Problem to solve
Copy out each line featuring the string "million" from the entries beneath.

Data entries

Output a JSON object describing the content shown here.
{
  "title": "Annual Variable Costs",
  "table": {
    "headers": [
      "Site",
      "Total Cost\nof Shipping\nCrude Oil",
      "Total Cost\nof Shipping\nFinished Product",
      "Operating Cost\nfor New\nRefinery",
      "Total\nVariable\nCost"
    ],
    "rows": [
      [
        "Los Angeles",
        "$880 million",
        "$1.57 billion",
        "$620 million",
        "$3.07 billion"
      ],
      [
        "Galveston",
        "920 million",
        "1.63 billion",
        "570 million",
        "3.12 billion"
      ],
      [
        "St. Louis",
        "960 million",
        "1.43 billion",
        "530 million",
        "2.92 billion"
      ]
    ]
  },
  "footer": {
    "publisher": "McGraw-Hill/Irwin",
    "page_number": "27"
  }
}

Expected answer
        "$880 million",
        "$620 million",
        "920 million",
        "570 million",
        "960 million",
        "530 million",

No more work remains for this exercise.